> **PROBLEM TO WORK ON**
Search the records for "steps". Copy every line where it appears.

> **ROWS**
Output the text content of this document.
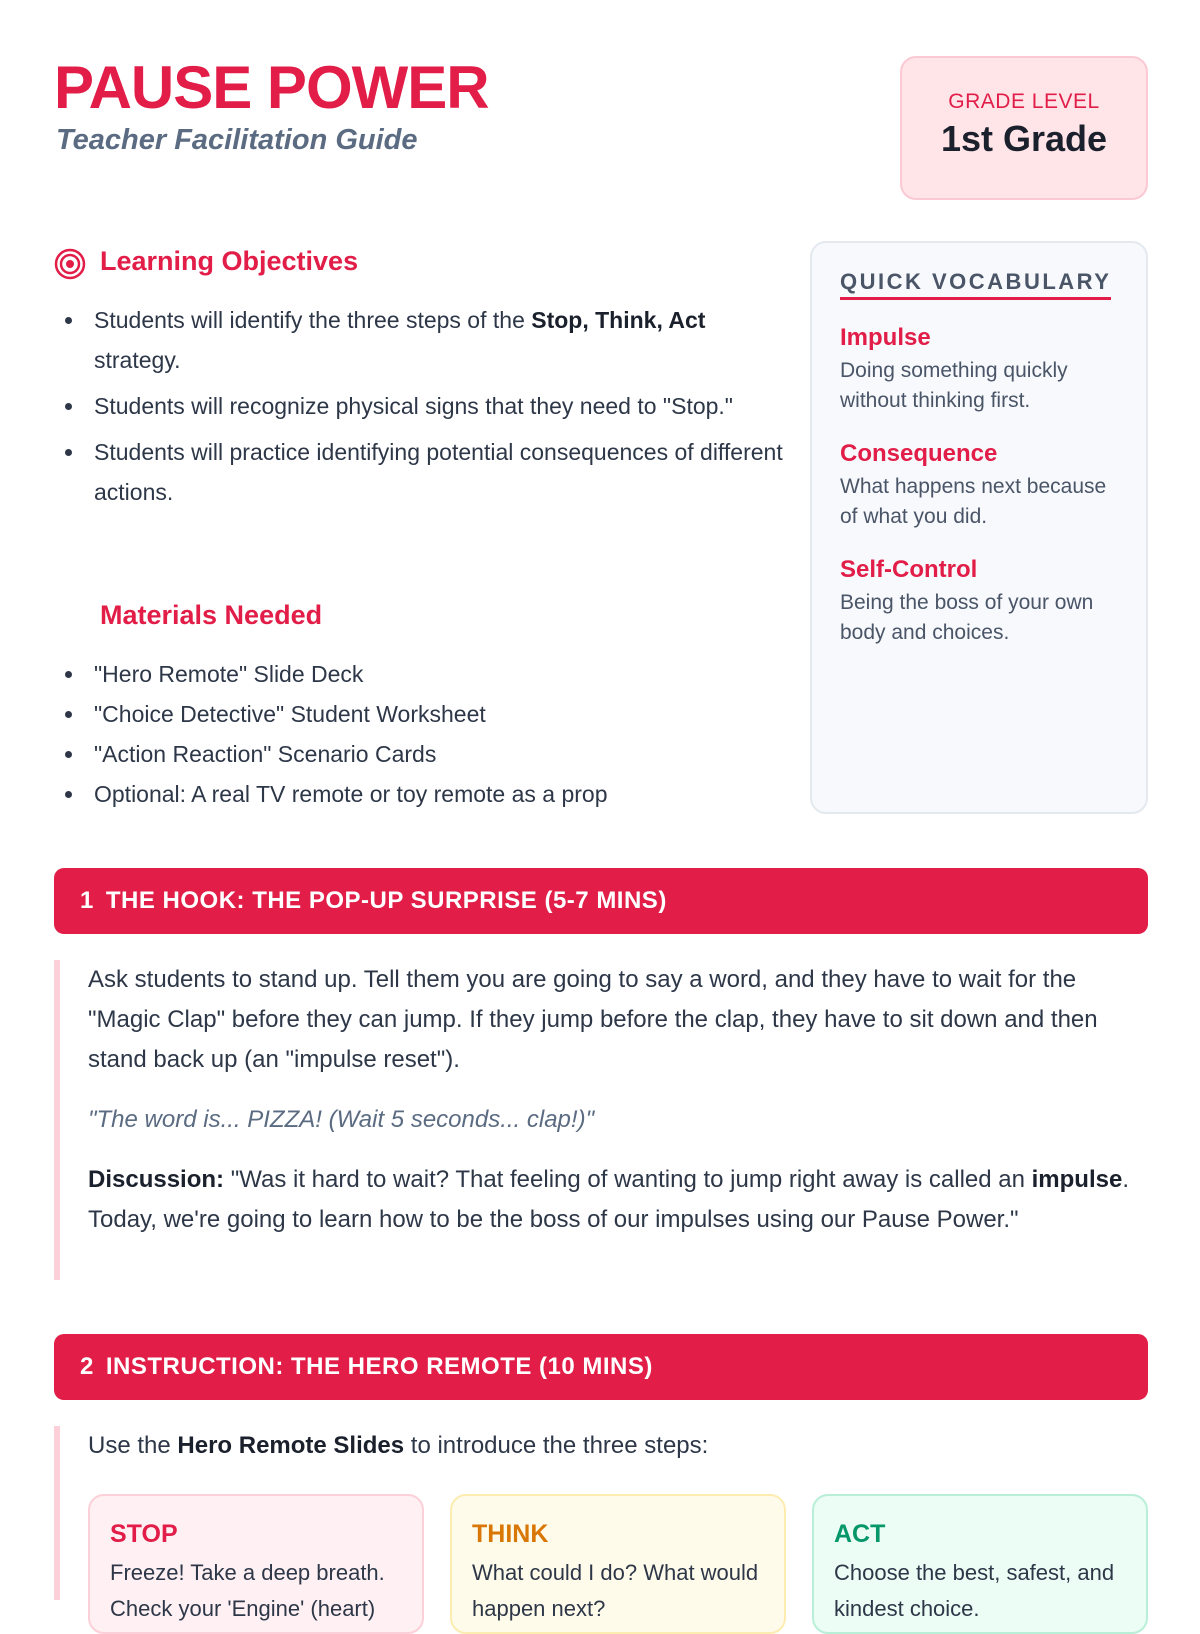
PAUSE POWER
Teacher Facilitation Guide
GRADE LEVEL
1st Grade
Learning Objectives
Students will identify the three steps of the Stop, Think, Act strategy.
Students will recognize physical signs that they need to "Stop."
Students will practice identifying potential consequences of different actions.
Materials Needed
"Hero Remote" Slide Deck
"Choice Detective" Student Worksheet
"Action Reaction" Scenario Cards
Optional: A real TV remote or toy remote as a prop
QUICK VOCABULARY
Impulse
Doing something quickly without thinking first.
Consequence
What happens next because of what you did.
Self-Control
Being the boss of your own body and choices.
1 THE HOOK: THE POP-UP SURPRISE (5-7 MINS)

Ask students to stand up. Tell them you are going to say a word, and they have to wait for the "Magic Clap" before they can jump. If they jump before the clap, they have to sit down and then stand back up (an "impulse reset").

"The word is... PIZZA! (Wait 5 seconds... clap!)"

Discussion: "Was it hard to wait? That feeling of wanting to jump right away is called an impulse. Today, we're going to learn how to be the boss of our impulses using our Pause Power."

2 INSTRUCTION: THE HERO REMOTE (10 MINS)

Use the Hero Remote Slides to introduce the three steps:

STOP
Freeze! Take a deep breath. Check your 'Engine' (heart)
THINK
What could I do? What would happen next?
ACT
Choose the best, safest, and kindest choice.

--

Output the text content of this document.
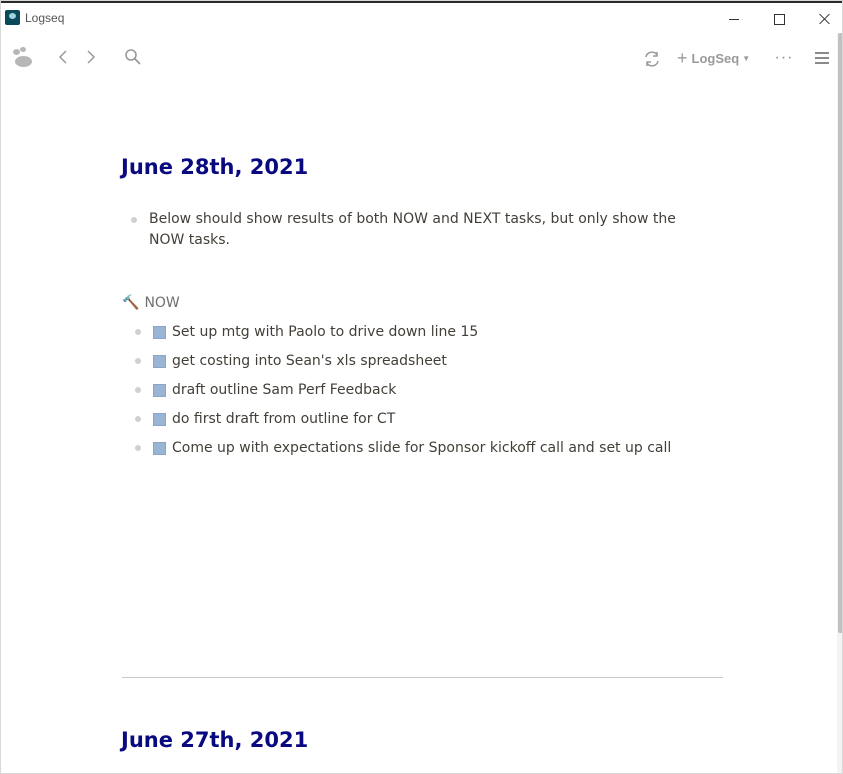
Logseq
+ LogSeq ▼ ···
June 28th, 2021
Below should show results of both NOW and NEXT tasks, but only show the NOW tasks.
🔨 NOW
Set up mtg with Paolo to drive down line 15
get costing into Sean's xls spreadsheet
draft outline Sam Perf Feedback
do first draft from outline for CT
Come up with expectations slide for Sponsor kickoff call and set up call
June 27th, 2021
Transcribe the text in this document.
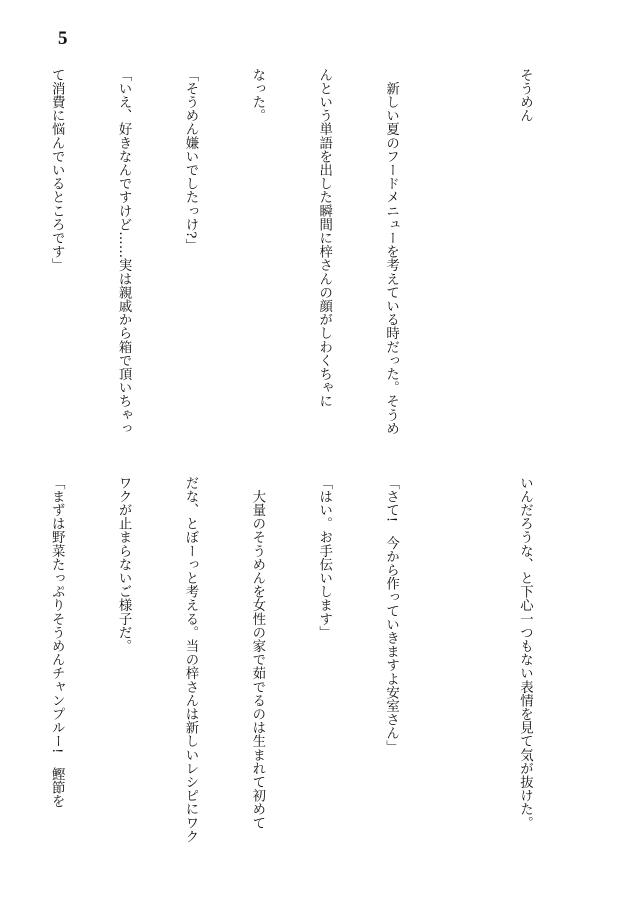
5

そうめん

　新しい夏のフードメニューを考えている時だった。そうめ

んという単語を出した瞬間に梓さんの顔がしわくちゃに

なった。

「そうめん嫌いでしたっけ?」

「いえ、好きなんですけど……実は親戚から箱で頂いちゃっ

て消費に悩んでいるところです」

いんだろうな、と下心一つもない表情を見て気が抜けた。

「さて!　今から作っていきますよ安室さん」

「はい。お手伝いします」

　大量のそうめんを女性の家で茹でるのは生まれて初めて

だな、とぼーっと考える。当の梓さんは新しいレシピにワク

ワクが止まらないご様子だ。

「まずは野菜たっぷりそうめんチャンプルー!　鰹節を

* * *

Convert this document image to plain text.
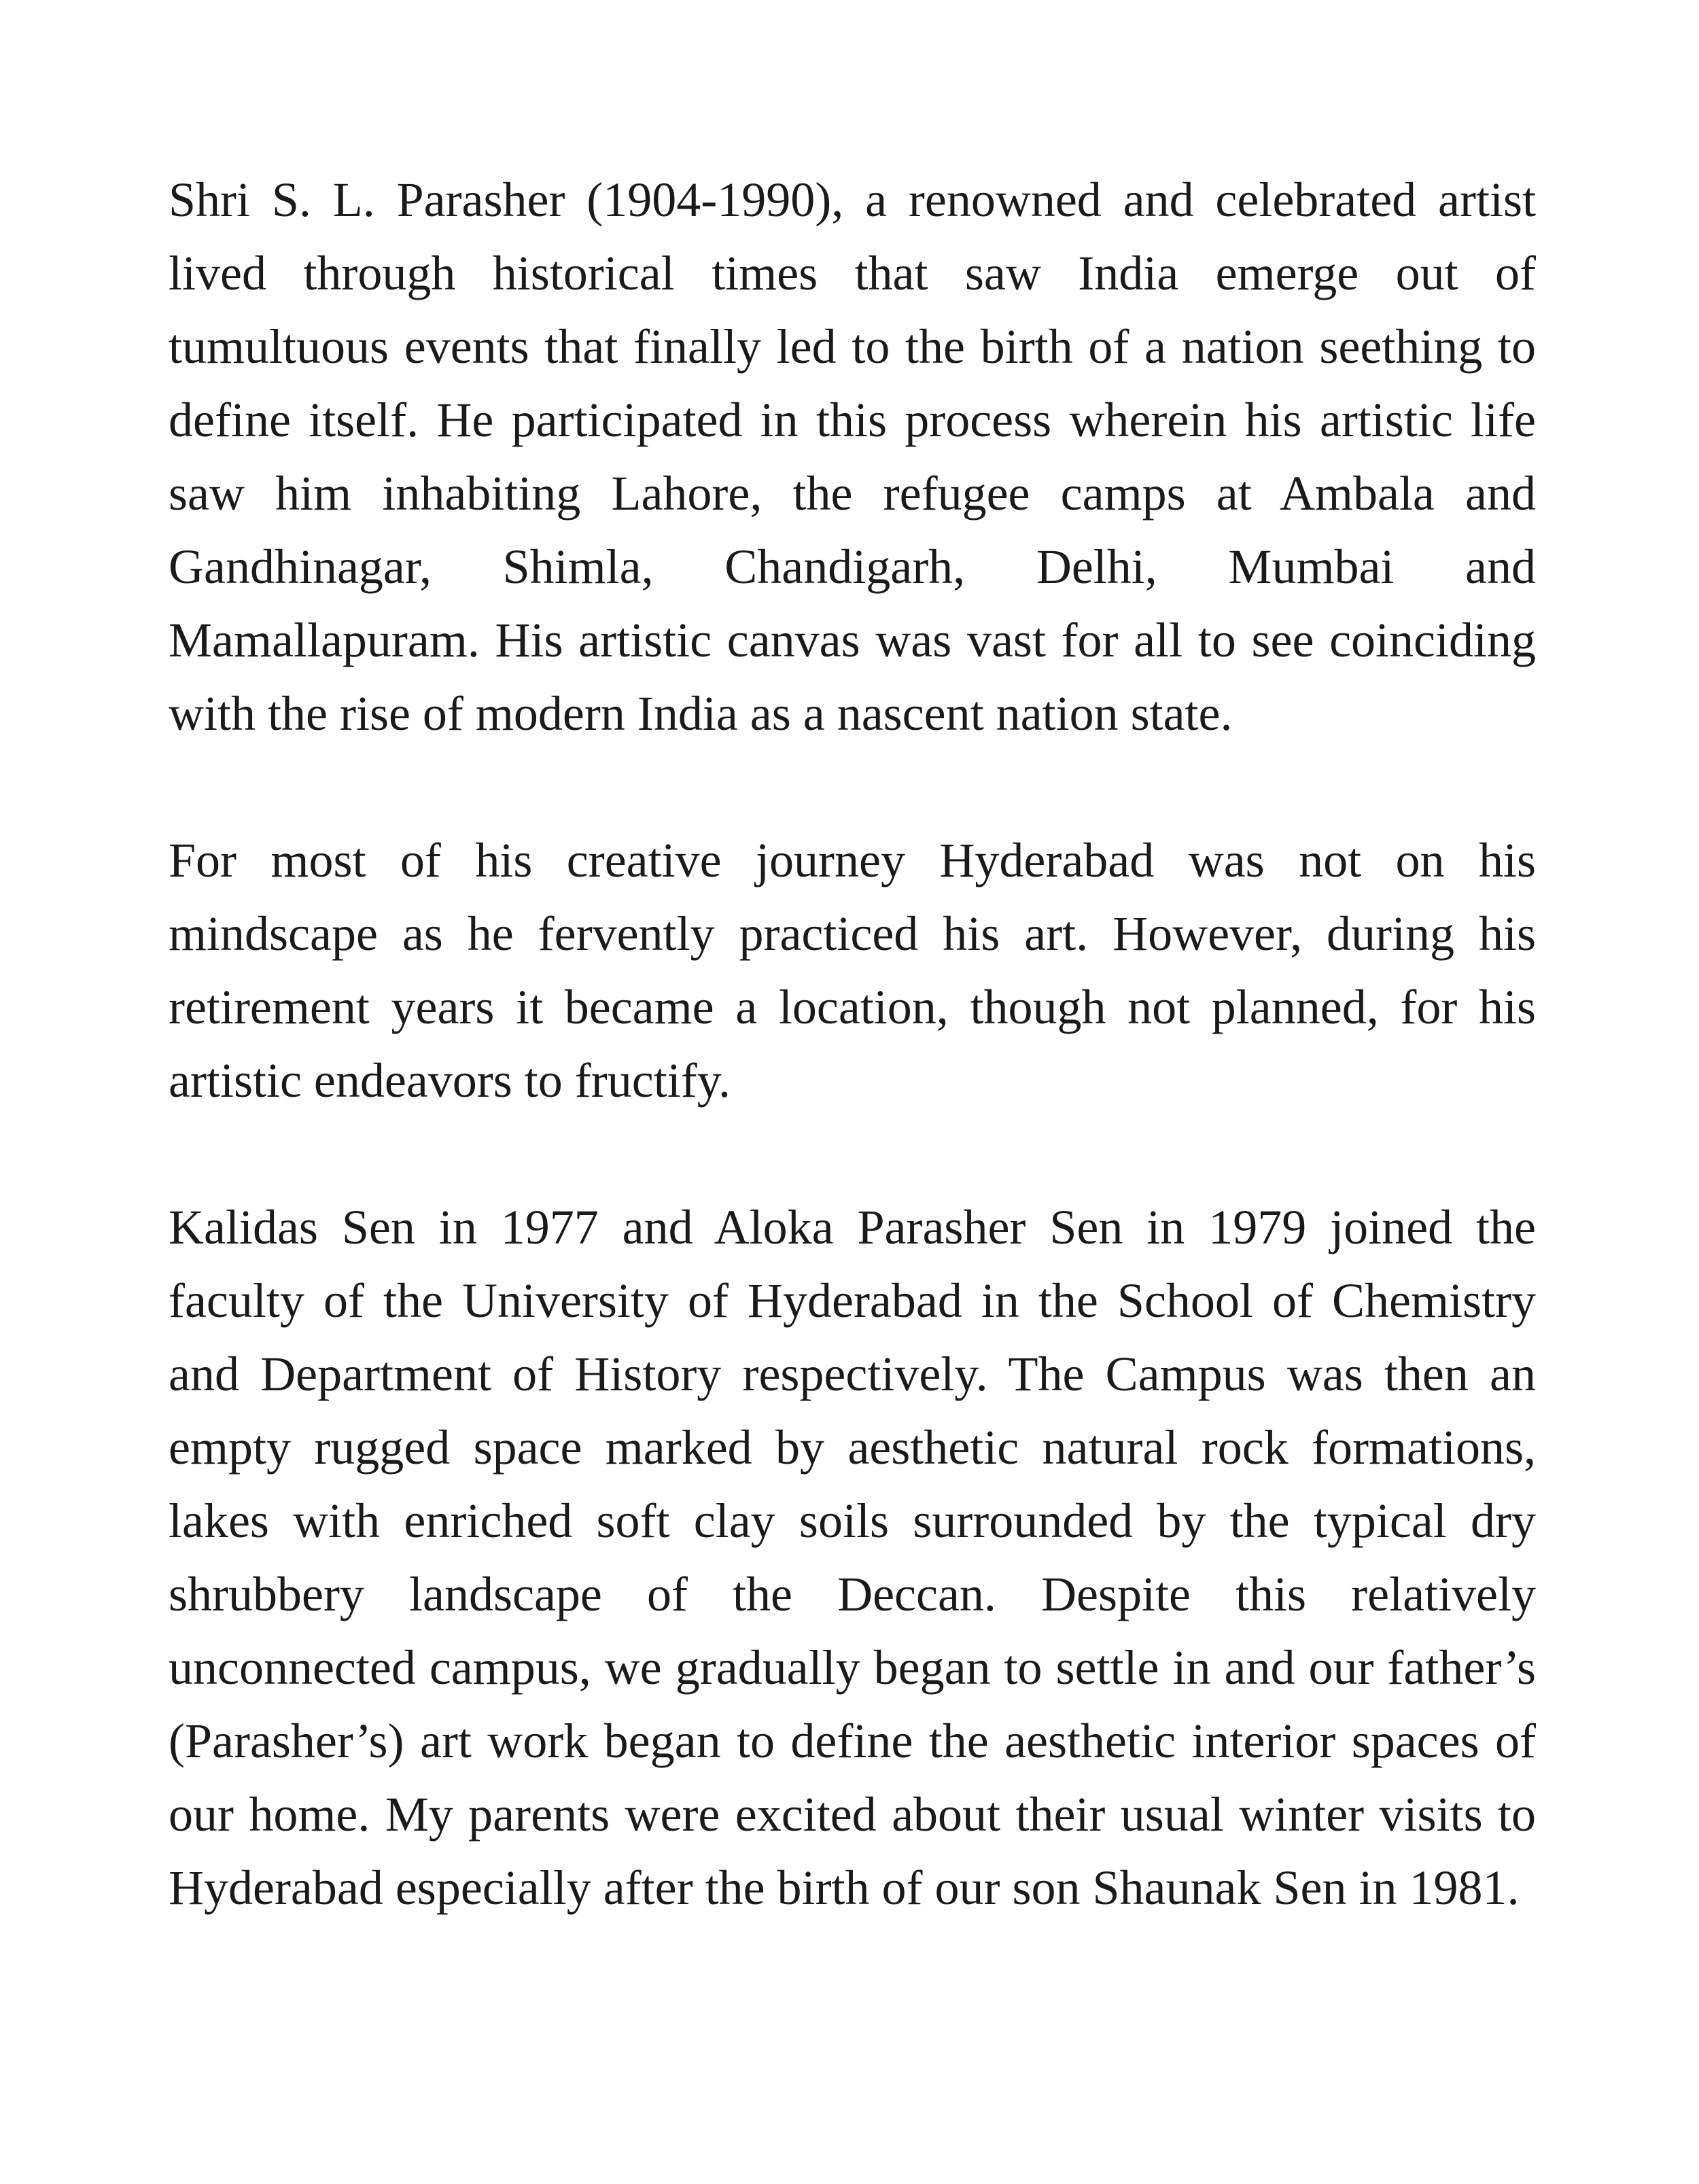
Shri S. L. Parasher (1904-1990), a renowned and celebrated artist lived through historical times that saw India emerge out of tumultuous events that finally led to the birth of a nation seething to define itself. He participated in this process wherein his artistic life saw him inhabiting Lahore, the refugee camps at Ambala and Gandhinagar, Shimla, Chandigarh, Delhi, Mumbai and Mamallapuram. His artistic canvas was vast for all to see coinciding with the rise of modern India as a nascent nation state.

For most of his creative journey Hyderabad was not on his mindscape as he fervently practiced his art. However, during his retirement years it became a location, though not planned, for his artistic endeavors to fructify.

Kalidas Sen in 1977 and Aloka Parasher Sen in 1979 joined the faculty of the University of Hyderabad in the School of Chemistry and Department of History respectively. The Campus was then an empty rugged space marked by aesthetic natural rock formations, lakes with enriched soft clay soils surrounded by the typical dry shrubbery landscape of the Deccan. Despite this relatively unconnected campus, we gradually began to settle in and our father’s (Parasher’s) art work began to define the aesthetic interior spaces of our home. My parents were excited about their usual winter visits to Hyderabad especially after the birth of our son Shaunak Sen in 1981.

> **WRITTEN SOLUTION**
Students will identify the three steps of the Stop, Think, Act strategy.
Use the Hero Remote Slides to introduce the three steps:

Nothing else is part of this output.